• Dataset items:
"""

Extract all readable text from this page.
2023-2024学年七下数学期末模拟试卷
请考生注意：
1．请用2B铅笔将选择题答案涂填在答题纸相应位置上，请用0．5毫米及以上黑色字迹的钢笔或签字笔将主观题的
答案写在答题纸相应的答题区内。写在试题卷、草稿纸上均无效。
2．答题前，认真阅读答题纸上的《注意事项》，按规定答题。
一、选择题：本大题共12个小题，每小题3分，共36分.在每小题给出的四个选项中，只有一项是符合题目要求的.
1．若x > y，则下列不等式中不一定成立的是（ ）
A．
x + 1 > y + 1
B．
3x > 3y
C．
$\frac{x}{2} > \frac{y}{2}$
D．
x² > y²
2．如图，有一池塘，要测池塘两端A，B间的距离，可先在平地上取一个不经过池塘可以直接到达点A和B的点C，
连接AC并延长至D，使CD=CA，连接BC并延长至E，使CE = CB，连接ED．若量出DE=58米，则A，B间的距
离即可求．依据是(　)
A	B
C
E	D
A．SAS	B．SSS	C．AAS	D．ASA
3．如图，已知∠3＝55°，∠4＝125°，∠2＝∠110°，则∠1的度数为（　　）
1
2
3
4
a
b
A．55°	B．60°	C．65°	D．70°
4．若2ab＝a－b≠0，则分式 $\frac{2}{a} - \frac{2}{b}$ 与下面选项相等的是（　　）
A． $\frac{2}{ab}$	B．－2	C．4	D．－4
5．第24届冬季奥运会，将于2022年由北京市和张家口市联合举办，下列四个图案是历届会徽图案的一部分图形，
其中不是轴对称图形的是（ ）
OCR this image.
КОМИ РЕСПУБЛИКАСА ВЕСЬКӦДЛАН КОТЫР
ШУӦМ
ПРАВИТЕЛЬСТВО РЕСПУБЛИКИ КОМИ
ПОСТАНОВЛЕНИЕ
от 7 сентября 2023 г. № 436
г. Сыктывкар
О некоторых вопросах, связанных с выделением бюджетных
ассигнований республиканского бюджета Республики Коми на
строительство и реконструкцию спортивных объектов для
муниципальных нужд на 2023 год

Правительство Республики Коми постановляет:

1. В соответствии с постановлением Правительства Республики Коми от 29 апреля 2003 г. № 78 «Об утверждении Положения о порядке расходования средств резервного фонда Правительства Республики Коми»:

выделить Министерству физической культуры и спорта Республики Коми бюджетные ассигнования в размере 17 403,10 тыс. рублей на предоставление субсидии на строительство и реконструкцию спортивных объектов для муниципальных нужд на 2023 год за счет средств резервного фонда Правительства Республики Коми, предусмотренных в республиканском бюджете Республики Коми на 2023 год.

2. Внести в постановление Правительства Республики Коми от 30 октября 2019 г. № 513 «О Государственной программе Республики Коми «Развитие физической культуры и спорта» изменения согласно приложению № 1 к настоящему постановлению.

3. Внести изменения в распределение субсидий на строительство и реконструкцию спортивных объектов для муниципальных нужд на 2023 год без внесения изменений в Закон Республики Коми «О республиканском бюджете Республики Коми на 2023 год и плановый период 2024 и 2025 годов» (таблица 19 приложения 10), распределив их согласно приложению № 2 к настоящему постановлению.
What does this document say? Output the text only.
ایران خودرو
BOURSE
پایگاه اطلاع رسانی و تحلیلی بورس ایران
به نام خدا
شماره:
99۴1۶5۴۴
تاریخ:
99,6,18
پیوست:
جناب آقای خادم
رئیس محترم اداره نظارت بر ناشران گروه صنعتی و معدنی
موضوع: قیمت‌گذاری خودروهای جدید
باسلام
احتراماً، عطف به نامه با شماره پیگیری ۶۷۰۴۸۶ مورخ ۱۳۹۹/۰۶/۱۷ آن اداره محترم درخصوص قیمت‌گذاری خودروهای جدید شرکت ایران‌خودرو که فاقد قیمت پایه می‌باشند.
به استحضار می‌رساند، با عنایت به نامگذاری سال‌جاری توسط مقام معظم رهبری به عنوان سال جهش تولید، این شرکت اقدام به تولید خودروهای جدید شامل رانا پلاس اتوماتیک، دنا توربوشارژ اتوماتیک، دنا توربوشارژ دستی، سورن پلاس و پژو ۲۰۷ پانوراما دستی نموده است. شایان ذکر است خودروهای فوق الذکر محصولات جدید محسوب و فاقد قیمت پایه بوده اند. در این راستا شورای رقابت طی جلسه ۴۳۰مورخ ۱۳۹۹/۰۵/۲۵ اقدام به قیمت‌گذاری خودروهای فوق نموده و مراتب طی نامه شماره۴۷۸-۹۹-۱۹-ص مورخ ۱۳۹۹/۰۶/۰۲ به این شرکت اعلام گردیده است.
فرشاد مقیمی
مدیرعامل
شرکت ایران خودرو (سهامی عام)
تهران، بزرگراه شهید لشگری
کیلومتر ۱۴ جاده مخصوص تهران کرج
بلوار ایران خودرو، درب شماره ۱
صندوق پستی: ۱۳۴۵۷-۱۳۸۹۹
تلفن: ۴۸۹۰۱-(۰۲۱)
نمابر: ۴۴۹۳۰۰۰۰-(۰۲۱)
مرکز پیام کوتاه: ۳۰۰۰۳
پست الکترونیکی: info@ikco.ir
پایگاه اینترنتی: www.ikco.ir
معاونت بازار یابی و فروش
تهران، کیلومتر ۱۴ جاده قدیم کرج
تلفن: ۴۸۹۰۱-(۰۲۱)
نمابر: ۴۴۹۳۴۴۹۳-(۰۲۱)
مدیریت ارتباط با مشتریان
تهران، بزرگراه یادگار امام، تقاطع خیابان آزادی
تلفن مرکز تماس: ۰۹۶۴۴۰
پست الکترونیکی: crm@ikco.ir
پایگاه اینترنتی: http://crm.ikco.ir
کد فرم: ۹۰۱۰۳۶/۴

"""

• SHORT TASK:
Go through the listing above line by line and say how many lines hold the word "бюджете". Reply with that number only.

• SOLUTION BELOW:
2